:: Data to process ::

▼▼▼

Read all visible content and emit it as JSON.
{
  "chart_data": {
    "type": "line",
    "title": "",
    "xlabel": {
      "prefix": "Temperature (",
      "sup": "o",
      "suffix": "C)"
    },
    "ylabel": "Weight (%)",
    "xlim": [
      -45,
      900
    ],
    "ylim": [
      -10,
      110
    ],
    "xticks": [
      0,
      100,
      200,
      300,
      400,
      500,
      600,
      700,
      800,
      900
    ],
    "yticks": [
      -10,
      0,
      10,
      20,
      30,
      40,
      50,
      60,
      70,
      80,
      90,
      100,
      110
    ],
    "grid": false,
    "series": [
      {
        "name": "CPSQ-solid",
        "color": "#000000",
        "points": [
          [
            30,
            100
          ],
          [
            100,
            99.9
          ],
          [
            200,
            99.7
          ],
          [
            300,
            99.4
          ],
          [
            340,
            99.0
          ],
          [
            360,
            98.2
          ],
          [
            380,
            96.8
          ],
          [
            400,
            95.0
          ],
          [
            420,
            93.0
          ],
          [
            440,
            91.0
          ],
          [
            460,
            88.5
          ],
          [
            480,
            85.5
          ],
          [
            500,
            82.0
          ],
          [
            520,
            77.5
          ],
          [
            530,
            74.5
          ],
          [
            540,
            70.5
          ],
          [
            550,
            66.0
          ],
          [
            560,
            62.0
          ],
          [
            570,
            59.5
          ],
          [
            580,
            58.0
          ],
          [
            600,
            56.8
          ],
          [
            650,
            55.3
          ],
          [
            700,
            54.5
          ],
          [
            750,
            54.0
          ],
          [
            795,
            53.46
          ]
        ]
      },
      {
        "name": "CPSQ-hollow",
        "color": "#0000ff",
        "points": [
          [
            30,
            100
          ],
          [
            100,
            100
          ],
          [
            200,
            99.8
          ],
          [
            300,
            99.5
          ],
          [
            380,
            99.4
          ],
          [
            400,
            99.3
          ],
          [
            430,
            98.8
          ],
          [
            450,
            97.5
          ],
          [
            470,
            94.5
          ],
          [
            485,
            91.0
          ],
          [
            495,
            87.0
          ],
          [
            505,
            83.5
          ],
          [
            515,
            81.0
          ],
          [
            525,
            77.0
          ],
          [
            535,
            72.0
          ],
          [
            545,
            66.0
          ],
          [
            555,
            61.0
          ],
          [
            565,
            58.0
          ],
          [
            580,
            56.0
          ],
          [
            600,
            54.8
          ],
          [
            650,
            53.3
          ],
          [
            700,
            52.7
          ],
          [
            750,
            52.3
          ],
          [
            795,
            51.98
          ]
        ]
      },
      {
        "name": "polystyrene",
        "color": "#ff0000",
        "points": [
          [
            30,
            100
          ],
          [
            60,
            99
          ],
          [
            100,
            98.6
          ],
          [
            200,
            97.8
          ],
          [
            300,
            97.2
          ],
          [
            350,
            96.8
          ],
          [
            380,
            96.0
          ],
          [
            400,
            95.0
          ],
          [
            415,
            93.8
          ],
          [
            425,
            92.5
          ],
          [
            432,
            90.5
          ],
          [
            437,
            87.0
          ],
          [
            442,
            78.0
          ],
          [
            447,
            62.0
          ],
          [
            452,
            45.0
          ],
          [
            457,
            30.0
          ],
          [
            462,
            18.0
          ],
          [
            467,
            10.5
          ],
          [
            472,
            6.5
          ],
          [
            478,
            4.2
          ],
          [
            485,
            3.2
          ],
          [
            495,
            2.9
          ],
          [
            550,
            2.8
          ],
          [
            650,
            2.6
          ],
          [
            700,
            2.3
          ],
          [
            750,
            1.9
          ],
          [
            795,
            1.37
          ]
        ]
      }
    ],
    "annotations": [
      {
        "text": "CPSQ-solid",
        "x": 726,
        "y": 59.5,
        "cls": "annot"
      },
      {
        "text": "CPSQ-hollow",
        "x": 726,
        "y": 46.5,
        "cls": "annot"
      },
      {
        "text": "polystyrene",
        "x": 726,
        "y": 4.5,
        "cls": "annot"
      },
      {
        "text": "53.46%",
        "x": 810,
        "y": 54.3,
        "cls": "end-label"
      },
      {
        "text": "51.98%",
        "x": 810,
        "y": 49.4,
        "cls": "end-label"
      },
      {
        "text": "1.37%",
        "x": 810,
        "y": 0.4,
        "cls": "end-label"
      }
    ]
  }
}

▲▲▲

Gather, from the listing above, every line carrying the word "name".

:: Reply to the exercise ::
        "name": "CPSQ-solid",
        "name": "CPSQ-hollow",
        "name": "polystyrene",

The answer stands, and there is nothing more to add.